(Dataset items)
+ + + + +
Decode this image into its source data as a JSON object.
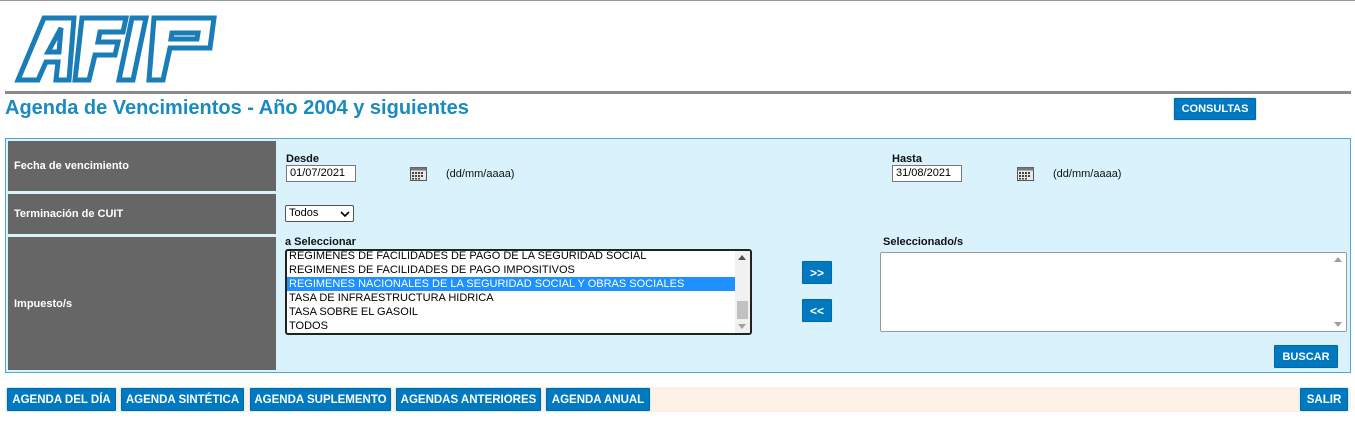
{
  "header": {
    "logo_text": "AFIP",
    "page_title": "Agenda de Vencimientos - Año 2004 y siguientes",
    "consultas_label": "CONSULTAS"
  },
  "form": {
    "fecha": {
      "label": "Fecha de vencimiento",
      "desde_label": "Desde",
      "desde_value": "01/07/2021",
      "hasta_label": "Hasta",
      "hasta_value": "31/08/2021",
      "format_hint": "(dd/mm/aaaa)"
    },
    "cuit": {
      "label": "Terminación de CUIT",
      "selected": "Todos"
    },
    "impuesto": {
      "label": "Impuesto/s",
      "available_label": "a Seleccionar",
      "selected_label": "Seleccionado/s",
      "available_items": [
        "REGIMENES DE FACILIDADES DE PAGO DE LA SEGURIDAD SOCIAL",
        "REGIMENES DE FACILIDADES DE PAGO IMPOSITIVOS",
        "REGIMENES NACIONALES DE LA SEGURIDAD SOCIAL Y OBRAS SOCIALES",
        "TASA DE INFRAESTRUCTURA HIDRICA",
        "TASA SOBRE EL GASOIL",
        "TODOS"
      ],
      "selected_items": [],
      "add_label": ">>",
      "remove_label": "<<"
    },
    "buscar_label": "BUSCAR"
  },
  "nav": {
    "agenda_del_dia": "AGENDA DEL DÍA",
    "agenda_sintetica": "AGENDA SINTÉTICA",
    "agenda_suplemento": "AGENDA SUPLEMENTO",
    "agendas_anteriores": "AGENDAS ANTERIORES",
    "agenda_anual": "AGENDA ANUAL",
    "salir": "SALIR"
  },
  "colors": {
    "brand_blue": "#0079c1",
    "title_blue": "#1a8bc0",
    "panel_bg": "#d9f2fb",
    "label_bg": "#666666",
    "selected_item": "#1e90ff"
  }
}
+ + + + +
◆ Directive
Reproduce every entry word for word, but omit the pictures.

◆ Answer to the problem
Decode this image into its source data as a JSON object.
{
  "header": {
    "logo_text": "AFIP",
    "page_title": "Agenda de Vencimientos - Año 2004 y siguientes",
    "consultas_label": "CONSULTAS"
  },
  "form": {
    "fecha": {
      "label": "Fecha de vencimiento",
      "desde_label": "Desde",
      "desde_value": "01/07/2021",
      "hasta_label": "Hasta",
      "hasta_value": "31/08/2021",
      "format_hint": "(dd/mm/aaaa)"
    },
    "cuit": {
      "label": "Terminación de CUIT",
      "selected": "Todos"
    },
    "impuesto": {
      "label": "Impuesto/s",
      "available_label": "a Seleccionar",
      "selected_label": "Seleccionado/s",
      "available_items": [
        "REGIMENES DE FACILIDADES DE PAGO DE LA SEGURIDAD SOCIAL",
        "REGIMENES DE FACILIDADES DE PAGO IMPOSITIVOS",
        "REGIMENES NACIONALES DE LA SEGURIDAD SOCIAL Y OBRAS SOCIALES",
        "TASA DE INFRAESTRUCTURA HIDRICA",
        "TASA SOBRE EL GASOIL",
        "TODOS"
      ],
      "selected_items": [],
      "add_label": ">>",
      "remove_label": "<<"
    },
    "buscar_label": "BUSCAR"
  },
  "nav": {
    "agenda_del_dia": "AGENDA DEL DÍA",
    "agenda_sintetica": "AGENDA SINTÉTICA",
    "agenda_suplemento": "AGENDA SUPLEMENTO",
    "agendas_anteriores": "AGENDAS ANTERIORES",
    "agenda_anual": "AGENDA ANUAL",
    "salir": "SALIR"
  },
  "colors": {
    "brand_blue": "#0079c1",
    "title_blue": "#1a8bc0",
    "panel_bg": "#d9f2fb",
    "label_bg": "#666666",
    "selected_item": "#1e90ff"
  }
}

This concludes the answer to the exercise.